• EXERCISE AIM: Each entry below is to be printed verbatim.

• DATA LISTING:
□ □ □

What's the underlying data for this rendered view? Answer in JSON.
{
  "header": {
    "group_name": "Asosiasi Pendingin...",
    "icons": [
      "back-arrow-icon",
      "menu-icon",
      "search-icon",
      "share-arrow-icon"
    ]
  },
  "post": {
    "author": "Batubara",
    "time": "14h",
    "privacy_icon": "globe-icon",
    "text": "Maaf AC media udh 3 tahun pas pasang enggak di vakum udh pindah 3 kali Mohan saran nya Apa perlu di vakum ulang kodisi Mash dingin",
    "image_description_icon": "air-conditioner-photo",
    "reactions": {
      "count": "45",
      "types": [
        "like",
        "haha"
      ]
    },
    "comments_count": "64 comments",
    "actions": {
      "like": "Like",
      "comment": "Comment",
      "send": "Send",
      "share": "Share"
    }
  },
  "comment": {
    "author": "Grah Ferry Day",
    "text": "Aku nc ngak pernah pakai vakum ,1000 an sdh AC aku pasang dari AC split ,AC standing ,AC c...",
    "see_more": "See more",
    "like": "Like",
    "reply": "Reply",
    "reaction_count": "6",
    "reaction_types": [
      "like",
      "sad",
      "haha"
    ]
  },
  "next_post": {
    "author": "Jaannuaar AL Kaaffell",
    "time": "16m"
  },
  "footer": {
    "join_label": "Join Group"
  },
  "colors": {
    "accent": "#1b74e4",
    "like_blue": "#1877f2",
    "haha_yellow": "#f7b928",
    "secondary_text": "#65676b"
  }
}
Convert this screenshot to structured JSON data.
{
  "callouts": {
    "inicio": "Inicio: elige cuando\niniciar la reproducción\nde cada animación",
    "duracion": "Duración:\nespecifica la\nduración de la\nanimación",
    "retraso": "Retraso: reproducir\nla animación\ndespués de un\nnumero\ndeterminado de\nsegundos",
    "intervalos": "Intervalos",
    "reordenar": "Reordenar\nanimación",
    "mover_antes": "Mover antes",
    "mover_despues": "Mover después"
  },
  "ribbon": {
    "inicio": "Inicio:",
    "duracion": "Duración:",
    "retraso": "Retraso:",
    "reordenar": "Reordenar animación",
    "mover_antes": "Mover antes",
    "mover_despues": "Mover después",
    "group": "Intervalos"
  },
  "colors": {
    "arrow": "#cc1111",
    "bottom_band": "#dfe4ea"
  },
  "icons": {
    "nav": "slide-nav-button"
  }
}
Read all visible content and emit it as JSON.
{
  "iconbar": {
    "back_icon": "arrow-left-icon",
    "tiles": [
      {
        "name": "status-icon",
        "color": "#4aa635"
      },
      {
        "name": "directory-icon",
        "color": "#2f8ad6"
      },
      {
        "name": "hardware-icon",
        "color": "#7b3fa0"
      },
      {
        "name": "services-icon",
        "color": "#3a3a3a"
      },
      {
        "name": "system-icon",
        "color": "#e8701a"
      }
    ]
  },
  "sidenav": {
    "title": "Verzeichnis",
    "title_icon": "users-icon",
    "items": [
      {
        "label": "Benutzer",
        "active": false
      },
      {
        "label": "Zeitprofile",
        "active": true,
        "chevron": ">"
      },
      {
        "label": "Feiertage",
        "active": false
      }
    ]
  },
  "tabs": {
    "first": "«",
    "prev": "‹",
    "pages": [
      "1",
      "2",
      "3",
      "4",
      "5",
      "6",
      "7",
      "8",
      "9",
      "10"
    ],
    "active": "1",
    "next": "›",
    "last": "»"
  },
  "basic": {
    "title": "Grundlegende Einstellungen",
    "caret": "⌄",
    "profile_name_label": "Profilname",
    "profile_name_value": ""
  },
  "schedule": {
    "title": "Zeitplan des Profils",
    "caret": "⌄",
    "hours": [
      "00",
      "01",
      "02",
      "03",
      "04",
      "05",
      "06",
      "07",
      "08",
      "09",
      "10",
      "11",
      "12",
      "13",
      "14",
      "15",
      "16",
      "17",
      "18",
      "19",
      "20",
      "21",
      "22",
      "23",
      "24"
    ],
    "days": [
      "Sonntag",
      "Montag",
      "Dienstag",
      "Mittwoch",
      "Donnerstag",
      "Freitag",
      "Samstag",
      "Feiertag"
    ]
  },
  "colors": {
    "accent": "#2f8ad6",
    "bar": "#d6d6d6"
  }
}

□ □ □

• EXERCISE SOLUTION:
What's the underlying data for this rendered view? Answer in JSON.
{
  "header": {
    "group_name": "Asosiasi Pendingin...",
    "icons": [
      "back-arrow-icon",
      "menu-icon",
      "search-icon",
      "share-arrow-icon"
    ]
  },
  "post": {
    "author": "Batubara",
    "time": "14h",
    "privacy_icon": "globe-icon",
    "text": "Maaf AC media udh 3 tahun pas pasang enggak di vakum udh pindah 3 kali Mohan saran nya Apa perlu di vakum ulang kodisi Mash dingin",
    "image_description_icon": "air-conditioner-photo",
    "reactions": {
      "count": "45",
      "types": [
        "like",
        "haha"
      ]
    },
    "comments_count": "64 comments",
    "actions": {
      "like": "Like",
      "comment": "Comment",
      "send": "Send",
      "share": "Share"
    }
  },
  "comment": {
    "author": "Grah Ferry Day",
    "text": "Aku nc ngak pernah pakai vakum ,1000 an sdh AC aku pasang dari AC split ,AC standing ,AC c...",
    "see_more": "See more",
    "like": "Like",
    "reply": "Reply",
    "reaction_count": "6",
    "reaction_types": [
      "like",
      "sad",
      "haha"
    ]
  },
  "next_post": {
    "author": "Jaannuaar AL Kaaffell",
    "time": "16m"
  },
  "footer": {
    "join_label": "Join Group"
  },
  "colors": {
    "accent": "#1b74e4",
    "like_blue": "#1877f2",
    "haha_yellow": "#f7b928",
    "secondary_text": "#65676b"
  }
}
Convert this screenshot to structured JSON data.
{
  "callouts": {
    "inicio": "Inicio: elige cuando\niniciar la reproducción\nde cada animación",
    "duracion": "Duración:\nespecifica la\nduración de la\nanimación",
    "retraso": "Retraso: reproducir\nla animación\ndespués de un\nnumero\ndeterminado de\nsegundos",
    "intervalos": "Intervalos",
    "reordenar": "Reordenar\nanimación",
    "mover_antes": "Mover antes",
    "mover_despues": "Mover después"
  },
  "ribbon": {
    "inicio": "Inicio:",
    "duracion": "Duración:",
    "retraso": "Retraso:",
    "reordenar": "Reordenar animación",
    "mover_antes": "Mover antes",
    "mover_despues": "Mover después",
    "group": "Intervalos"
  },
  "colors": {
    "arrow": "#cc1111",
    "bottom_band": "#dfe4ea"
  },
  "icons": {
    "nav": "slide-nav-button"
  }
}
Read all visible content and emit it as JSON.
{
  "iconbar": {
    "back_icon": "arrow-left-icon",
    "tiles": [
      {
        "name": "status-icon",
        "color": "#4aa635"
      },
      {
        "name": "directory-icon",
        "color": "#2f8ad6"
      },
      {
        "name": "hardware-icon",
        "color": "#7b3fa0"
      },
      {
        "name": "services-icon",
        "color": "#3a3a3a"
      },
      {
        "name": "system-icon",
        "color": "#e8701a"
      }
    ]
  },
  "sidenav": {
    "title": "Verzeichnis",
    "title_icon": "users-icon",
    "items": [
      {
        "label": "Benutzer",
        "active": false
      },
      {
        "label": "Zeitprofile",
        "active": true,
        "chevron": ">"
      },
      {
        "label": "Feiertage",
        "active": false
      }
    ]
  },
  "tabs": {
    "first": "«",
    "prev": "‹",
    "pages": [
      "1",
      "2",
      "3",
      "4",
      "5",
      "6",
      "7",
      "8",
      "9",
      "10"
    ],
    "active": "1",
    "next": "›",
    "last": "»"
  },
  "basic": {
    "title": "Grundlegende Einstellungen",
    "caret": "⌄",
    "profile_name_label": "Profilname",
    "profile_name_value": ""
  },
  "schedule": {
    "title": "Zeitplan des Profils",
    "caret": "⌄",
    "hours": [
      "00",
      "01",
      "02",
      "03",
      "04",
      "05",
      "06",
      "07",
      "08",
      "09",
      "10",
      "11",
      "12",
      "13",
      "14",
      "15",
      "16",
      "17",
      "18",
      "19",
      "20",
      "21",
      "22",
      "23",
      "24"
    ],
    "days": [
      "Sonntag",
      "Montag",
      "Dienstag",
      "Mittwoch",
      "Donnerstag",
      "Freitag",
      "Samstag",
      "Feiertag"
    ]
  },
  "colors": {
    "accent": "#2f8ad6",
    "bar": "#d6d6d6"
  }
}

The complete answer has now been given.